■ Goal ■
Copy each line below in which the string "into" occurs.

-------------------------

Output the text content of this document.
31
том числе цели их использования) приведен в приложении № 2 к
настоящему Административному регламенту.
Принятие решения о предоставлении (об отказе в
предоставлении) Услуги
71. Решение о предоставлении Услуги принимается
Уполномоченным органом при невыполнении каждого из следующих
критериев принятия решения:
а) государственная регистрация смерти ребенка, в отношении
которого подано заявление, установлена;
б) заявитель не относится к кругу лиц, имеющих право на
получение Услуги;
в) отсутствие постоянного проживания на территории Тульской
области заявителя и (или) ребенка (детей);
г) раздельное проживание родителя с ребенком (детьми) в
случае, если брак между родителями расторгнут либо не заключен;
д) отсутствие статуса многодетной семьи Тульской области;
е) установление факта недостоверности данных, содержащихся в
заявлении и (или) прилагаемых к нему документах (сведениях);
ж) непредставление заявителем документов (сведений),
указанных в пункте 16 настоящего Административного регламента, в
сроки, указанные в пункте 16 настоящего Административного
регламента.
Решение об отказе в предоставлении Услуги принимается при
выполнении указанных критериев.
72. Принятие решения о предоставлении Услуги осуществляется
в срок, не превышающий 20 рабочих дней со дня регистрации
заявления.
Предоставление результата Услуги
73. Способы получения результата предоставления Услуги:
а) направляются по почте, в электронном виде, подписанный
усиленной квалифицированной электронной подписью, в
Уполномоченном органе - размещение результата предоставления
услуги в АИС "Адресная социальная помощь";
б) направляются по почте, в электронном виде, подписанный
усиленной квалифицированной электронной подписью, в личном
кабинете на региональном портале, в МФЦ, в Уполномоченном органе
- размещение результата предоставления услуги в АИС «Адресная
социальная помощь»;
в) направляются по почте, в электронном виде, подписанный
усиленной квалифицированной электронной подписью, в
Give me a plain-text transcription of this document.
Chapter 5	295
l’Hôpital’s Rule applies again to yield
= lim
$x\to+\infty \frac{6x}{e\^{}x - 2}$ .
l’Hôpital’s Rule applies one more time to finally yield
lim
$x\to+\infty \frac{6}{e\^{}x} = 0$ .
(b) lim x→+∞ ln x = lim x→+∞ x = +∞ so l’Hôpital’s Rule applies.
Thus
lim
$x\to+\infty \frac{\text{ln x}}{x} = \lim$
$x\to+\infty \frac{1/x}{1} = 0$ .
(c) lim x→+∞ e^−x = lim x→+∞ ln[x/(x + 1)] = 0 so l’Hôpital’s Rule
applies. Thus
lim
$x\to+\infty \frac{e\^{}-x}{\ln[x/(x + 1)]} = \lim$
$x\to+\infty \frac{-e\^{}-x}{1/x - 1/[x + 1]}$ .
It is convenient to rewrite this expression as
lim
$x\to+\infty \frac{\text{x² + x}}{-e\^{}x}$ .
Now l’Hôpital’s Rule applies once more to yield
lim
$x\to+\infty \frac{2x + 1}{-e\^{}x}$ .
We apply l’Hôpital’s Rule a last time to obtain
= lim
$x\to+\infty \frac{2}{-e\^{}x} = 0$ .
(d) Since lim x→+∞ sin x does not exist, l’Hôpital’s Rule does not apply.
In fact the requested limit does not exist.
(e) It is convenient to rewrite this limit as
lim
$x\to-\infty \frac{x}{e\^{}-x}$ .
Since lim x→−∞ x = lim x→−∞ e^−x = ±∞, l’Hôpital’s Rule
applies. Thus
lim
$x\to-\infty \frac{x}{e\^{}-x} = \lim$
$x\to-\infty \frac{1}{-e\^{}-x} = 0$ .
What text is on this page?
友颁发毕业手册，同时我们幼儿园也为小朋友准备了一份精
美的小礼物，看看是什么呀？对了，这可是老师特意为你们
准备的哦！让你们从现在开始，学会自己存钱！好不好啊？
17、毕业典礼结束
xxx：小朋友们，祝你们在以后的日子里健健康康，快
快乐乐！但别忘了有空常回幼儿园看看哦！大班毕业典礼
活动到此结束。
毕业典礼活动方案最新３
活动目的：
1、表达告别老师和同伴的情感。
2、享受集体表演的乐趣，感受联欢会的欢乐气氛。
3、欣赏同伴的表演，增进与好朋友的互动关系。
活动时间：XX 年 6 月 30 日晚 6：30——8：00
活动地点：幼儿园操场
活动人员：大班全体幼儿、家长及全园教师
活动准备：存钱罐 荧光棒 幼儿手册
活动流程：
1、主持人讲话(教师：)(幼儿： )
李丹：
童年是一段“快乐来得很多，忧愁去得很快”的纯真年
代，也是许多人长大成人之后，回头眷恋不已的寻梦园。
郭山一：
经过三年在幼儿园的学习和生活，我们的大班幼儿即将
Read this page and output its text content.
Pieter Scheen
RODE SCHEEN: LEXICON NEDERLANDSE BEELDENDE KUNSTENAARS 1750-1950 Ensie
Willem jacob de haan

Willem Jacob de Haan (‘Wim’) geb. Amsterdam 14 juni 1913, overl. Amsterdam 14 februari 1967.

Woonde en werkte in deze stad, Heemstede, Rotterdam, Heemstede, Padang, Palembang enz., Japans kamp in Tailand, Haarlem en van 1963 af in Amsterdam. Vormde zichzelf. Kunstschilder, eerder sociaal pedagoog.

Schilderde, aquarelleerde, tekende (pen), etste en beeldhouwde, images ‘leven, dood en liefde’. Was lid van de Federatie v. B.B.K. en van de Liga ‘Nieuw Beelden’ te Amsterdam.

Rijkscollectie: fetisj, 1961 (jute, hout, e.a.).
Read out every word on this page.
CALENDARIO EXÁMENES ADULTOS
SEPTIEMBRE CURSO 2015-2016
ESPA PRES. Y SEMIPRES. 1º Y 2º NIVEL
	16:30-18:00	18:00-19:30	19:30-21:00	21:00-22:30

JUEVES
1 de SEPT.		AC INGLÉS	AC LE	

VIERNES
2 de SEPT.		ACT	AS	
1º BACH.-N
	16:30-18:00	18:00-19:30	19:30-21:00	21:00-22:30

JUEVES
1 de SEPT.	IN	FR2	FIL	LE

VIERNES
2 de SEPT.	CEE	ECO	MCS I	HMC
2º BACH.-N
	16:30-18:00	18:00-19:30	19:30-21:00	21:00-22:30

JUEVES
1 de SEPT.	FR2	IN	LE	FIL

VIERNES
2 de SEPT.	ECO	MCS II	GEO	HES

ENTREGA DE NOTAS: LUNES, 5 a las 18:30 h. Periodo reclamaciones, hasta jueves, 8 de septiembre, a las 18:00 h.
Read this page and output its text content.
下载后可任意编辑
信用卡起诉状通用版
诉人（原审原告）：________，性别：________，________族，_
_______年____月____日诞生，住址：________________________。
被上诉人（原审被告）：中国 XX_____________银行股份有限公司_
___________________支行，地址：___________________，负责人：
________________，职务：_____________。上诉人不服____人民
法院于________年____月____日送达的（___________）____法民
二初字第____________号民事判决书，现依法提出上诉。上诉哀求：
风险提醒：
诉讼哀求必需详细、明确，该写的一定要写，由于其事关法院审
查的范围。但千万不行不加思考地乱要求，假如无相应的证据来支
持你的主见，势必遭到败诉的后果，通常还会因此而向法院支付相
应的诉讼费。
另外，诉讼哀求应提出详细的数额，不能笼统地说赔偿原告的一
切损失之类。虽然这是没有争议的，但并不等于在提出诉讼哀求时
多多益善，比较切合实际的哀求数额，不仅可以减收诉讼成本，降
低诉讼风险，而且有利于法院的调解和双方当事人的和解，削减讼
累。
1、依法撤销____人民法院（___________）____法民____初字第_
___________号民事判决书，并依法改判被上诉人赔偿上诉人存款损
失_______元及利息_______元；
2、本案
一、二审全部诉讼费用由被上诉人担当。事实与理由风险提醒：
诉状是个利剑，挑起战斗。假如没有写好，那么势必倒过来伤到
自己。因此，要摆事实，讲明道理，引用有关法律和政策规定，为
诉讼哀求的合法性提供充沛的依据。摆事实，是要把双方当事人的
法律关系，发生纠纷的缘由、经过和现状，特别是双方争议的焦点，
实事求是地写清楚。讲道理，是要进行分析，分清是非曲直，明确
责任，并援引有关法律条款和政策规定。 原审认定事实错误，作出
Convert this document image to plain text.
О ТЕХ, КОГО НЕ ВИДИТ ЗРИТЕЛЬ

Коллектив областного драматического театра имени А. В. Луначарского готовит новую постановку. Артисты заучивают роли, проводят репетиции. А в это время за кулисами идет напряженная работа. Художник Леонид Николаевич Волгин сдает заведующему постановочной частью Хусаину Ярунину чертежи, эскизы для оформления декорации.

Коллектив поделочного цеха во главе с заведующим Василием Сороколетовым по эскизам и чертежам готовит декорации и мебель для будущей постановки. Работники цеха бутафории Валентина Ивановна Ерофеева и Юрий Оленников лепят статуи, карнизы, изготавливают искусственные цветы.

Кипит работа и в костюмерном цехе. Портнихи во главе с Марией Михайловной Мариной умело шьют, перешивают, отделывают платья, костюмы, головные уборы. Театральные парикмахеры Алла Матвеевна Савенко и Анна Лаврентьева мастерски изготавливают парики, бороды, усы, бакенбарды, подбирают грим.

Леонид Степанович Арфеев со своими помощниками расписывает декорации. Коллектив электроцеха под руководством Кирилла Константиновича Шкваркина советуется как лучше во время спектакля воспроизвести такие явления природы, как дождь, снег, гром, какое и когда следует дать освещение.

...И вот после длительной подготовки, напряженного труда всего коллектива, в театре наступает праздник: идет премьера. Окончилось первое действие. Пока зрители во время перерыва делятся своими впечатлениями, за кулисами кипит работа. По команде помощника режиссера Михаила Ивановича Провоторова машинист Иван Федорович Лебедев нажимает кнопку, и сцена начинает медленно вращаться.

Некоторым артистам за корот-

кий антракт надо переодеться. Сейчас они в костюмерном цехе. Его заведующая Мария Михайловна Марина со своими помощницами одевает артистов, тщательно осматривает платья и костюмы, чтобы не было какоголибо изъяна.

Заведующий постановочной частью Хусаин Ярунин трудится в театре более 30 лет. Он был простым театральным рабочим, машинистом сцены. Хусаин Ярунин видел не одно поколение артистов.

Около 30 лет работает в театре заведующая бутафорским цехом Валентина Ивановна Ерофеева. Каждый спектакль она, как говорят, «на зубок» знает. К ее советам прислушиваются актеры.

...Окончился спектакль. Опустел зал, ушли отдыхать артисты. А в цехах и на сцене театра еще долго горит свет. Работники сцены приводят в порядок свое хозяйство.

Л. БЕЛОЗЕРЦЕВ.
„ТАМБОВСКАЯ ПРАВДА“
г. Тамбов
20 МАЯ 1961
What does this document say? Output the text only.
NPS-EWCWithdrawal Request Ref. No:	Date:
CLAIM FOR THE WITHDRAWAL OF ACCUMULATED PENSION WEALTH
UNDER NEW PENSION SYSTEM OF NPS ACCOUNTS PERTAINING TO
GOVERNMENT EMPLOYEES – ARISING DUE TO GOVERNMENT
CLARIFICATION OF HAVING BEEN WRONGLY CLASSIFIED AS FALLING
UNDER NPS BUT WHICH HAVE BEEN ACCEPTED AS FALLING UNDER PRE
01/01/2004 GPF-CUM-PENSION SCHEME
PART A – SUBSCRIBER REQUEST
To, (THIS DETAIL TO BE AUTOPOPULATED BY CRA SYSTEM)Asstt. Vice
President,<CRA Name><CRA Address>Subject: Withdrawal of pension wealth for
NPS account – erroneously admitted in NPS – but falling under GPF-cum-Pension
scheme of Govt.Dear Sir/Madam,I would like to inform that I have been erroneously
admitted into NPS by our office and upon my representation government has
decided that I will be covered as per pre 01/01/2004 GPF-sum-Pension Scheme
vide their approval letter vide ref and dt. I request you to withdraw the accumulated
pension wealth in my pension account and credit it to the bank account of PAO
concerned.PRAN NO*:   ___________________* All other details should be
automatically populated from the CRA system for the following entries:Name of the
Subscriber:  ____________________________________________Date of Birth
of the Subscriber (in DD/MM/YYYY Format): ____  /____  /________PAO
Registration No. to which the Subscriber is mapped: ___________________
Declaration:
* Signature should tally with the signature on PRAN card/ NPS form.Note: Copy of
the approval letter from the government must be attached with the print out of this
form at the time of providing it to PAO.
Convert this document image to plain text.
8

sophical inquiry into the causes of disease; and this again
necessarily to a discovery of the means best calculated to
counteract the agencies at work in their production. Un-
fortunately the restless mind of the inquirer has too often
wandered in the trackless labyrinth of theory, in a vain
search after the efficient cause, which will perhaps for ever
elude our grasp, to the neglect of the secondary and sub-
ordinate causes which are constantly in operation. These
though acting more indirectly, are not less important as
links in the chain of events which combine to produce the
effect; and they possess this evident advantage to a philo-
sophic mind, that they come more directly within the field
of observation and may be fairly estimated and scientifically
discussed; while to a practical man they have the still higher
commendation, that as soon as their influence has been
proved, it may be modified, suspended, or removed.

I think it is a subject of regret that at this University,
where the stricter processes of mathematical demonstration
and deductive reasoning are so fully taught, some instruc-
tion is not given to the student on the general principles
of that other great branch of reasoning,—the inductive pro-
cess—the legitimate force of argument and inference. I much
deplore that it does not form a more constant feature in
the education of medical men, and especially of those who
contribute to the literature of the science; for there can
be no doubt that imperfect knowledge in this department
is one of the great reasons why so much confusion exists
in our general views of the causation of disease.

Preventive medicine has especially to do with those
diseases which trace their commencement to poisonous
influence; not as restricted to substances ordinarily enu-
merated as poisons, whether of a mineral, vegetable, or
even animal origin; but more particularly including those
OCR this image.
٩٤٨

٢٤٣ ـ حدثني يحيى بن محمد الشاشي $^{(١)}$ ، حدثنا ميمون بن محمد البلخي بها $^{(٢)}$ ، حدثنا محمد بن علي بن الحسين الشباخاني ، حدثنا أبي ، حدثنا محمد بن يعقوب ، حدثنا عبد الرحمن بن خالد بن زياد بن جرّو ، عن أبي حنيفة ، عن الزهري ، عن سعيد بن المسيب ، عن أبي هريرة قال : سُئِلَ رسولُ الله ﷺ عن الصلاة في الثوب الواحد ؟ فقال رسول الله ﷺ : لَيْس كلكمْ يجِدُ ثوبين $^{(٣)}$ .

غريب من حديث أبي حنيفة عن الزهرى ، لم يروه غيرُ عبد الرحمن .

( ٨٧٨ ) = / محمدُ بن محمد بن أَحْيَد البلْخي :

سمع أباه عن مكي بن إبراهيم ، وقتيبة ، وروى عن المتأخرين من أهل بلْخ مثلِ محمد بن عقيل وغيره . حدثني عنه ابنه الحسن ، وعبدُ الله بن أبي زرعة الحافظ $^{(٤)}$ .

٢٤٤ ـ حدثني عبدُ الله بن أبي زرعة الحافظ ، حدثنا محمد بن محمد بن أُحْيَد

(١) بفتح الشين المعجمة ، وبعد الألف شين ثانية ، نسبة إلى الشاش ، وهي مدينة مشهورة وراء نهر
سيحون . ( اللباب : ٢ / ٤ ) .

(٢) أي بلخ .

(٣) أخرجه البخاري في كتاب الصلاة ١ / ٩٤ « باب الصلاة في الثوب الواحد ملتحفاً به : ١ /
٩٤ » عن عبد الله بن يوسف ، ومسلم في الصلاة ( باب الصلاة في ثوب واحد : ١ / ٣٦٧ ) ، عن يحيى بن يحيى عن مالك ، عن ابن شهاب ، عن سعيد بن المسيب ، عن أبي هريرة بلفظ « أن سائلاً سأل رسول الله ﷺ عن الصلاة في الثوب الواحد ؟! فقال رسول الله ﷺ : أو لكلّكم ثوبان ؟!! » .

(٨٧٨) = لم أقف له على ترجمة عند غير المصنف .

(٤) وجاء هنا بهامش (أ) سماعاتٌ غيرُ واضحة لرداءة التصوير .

-------------------------

■ Final result ■
admitted into NPS by our office and upon my representation government has
sophical inquiry into the causes of disease; and this again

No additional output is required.